(Stored entries)
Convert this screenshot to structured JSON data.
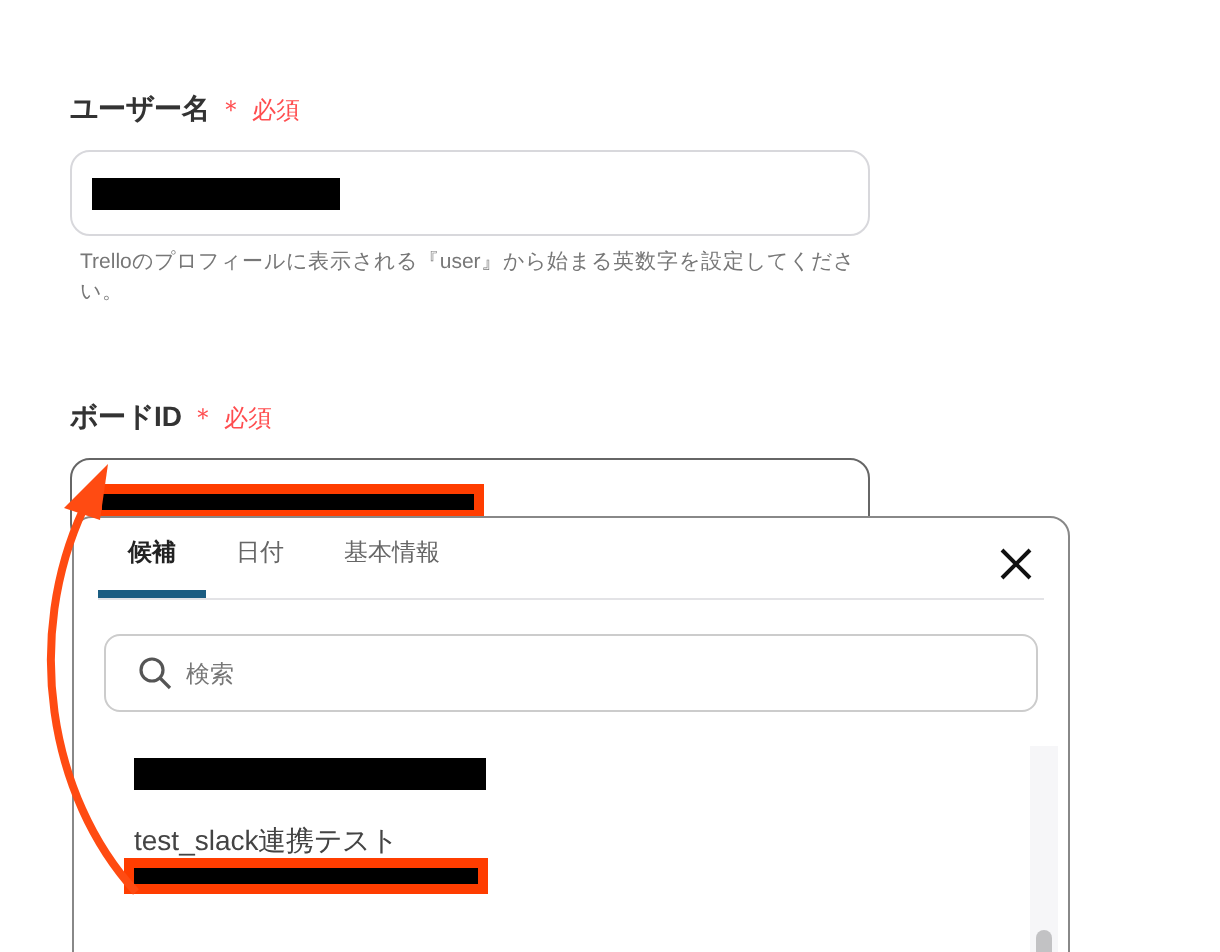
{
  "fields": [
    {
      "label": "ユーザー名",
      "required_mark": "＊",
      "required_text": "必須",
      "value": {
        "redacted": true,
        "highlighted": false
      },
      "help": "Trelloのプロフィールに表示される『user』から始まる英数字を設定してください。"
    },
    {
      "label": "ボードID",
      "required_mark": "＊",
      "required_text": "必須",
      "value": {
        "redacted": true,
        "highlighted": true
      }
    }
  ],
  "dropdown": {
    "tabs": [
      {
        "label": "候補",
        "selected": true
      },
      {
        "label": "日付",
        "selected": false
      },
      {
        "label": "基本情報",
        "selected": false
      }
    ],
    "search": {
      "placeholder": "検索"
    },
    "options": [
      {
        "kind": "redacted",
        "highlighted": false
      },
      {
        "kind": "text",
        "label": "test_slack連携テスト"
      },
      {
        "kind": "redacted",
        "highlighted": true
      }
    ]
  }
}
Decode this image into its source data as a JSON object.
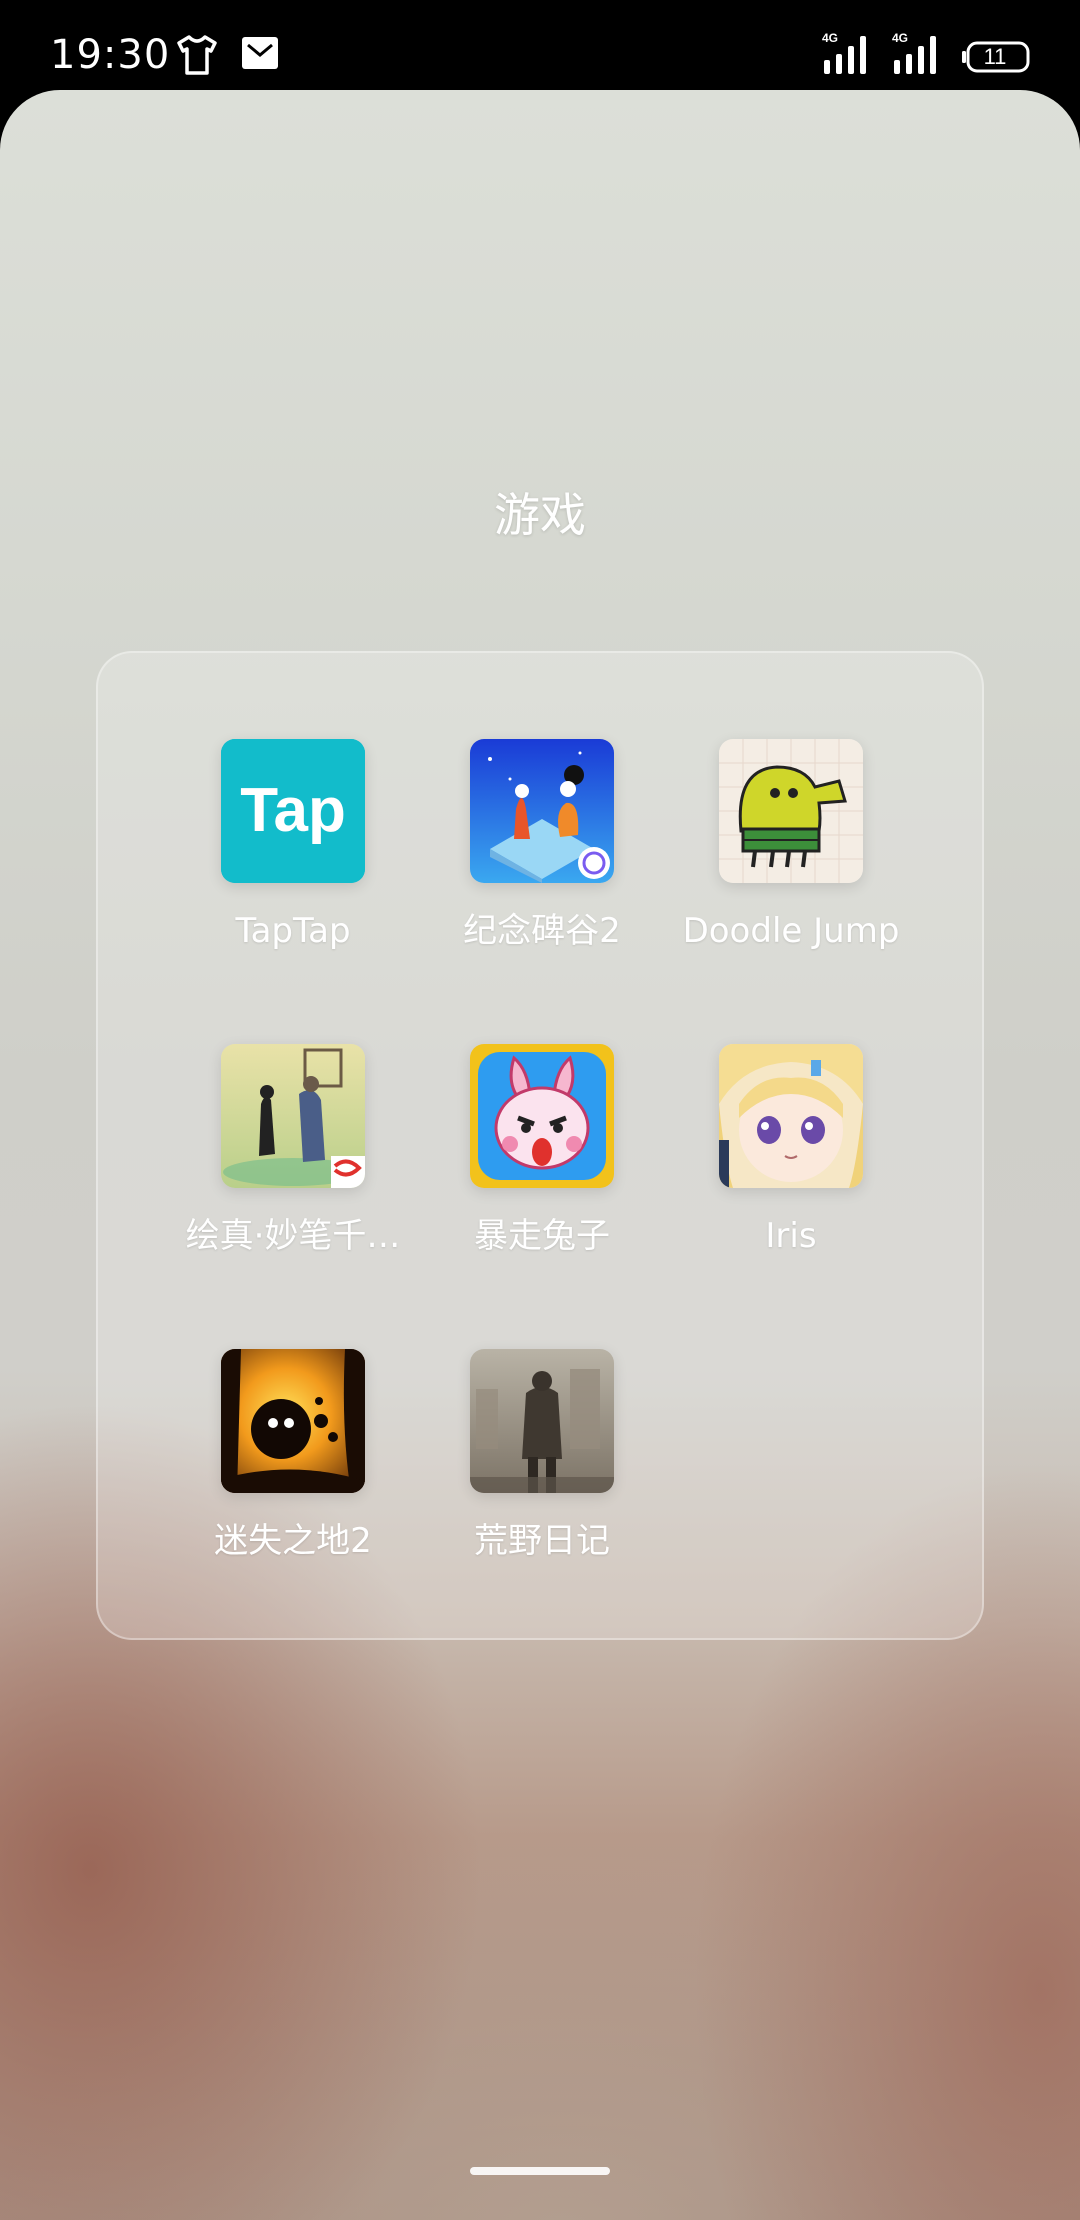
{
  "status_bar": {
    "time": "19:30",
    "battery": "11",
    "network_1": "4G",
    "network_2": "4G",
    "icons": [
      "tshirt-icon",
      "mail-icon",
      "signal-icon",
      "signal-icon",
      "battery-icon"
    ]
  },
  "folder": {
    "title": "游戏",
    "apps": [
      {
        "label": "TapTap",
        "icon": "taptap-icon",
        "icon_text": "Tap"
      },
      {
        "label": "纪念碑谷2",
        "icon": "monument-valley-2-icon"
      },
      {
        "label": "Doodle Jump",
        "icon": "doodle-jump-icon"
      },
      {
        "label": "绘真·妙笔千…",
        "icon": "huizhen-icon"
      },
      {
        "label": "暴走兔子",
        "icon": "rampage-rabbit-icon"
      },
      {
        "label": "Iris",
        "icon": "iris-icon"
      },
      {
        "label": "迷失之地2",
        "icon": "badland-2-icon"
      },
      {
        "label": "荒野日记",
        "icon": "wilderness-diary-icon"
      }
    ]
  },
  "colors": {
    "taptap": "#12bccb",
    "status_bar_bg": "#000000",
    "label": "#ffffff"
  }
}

• Exercise brief: Print the lines from the one that contains "Decode this image" through the last line of the data, exactly and in full, and no other lines. Pictures are not part of the copy.

• Exercise result:
Decode this image into its source data as a JSON object.
{
  "status_bar": {
    "time": "19:30",
    "battery": "11",
    "network_1": "4G",
    "network_2": "4G",
    "icons": [
      "tshirt-icon",
      "mail-icon",
      "signal-icon",
      "signal-icon",
      "battery-icon"
    ]
  },
  "folder": {
    "title": "游戏",
    "apps": [
      {
        "label": "TapTap",
        "icon": "taptap-icon",
        "icon_text": "Tap"
      },
      {
        "label": "纪念碑谷2",
        "icon": "monument-valley-2-icon"
      },
      {
        "label": "Doodle Jump",
        "icon": "doodle-jump-icon"
      },
      {
        "label": "绘真·妙笔千…",
        "icon": "huizhen-icon"
      },
      {
        "label": "暴走兔子",
        "icon": "rampage-rabbit-icon"
      },
      {
        "label": "Iris",
        "icon": "iris-icon"
      },
      {
        "label": "迷失之地2",
        "icon": "badland-2-icon"
      },
      {
        "label": "荒野日记",
        "icon": "wilderness-diary-icon"
      }
    ]
  },
  "colors": {
    "taptap": "#12bccb",
    "status_bar_bg": "#000000",
    "label": "#ffffff"
  }
}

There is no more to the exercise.